*Problem requirements:*
Please quote the material exactly, every line of it.

Data records
******************************

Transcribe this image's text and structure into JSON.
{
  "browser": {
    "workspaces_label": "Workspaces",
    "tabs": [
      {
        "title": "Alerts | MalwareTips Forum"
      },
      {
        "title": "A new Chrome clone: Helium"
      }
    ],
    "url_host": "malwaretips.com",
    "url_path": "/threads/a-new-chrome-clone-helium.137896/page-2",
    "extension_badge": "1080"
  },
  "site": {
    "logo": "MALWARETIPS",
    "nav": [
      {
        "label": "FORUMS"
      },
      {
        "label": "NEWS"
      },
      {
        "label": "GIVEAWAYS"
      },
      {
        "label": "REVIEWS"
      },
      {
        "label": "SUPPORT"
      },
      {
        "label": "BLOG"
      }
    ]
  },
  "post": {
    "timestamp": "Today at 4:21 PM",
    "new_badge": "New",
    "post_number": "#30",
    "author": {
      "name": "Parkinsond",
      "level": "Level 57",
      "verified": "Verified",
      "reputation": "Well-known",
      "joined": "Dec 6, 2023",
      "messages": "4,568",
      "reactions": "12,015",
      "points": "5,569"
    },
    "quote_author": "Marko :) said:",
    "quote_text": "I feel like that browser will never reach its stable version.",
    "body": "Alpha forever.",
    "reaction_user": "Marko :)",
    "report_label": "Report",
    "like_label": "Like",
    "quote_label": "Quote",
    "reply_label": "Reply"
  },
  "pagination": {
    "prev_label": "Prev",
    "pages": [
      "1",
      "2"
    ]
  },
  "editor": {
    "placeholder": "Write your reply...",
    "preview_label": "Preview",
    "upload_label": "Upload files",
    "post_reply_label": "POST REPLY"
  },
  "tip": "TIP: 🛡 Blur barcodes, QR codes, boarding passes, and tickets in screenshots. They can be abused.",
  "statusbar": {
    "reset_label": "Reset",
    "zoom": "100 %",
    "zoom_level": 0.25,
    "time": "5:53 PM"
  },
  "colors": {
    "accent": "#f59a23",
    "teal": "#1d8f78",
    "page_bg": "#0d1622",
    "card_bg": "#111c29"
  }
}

******************************

*Solution:*
Transcribe this image's text and structure into JSON.
{
  "browser": {
    "workspaces_label": "Workspaces",
    "tabs": [
      {
        "title": "Alerts | MalwareTips Forum"
      },
      {
        "title": "A new Chrome clone: Helium"
      }
    ],
    "url_host": "malwaretips.com",
    "url_path": "/threads/a-new-chrome-clone-helium.137896/page-2",
    "extension_badge": "1080"
  },
  "site": {
    "logo": "MALWARETIPS",
    "nav": [
      {
        "label": "FORUMS"
      },
      {
        "label": "NEWS"
      },
      {
        "label": "GIVEAWAYS"
      },
      {
        "label": "REVIEWS"
      },
      {
        "label": "SUPPORT"
      },
      {
        "label": "BLOG"
      }
    ]
  },
  "post": {
    "timestamp": "Today at 4:21 PM",
    "new_badge": "New",
    "post_number": "#30",
    "author": {
      "name": "Parkinsond",
      "level": "Level 57",
      "verified": "Verified",
      "reputation": "Well-known",
      "joined": "Dec 6, 2023",
      "messages": "4,568",
      "reactions": "12,015",
      "points": "5,569"
    },
    "quote_author": "Marko :) said:",
    "quote_text": "I feel like that browser will never reach its stable version.",
    "body": "Alpha forever.",
    "reaction_user": "Marko :)",
    "report_label": "Report",
    "like_label": "Like",
    "quote_label": "Quote",
    "reply_label": "Reply"
  },
  "pagination": {
    "prev_label": "Prev",
    "pages": [
      "1",
      "2"
    ]
  },
  "editor": {
    "placeholder": "Write your reply...",
    "preview_label": "Preview",
    "upload_label": "Upload files",
    "post_reply_label": "POST REPLY"
  },
  "tip": "TIP: 🛡 Blur barcodes, QR codes, boarding passes, and tickets in screenshots. They can be abused.",
  "statusbar": {
    "reset_label": "Reset",
    "zoom": "100 %",
    "zoom_level": 0.25,
    "time": "5:53 PM"
  },
  "colors": {
    "accent": "#f59a23",
    "teal": "#1d8f78",
    "page_bg": "#0d1622",
    "card_bg": "#111c29"
  }
}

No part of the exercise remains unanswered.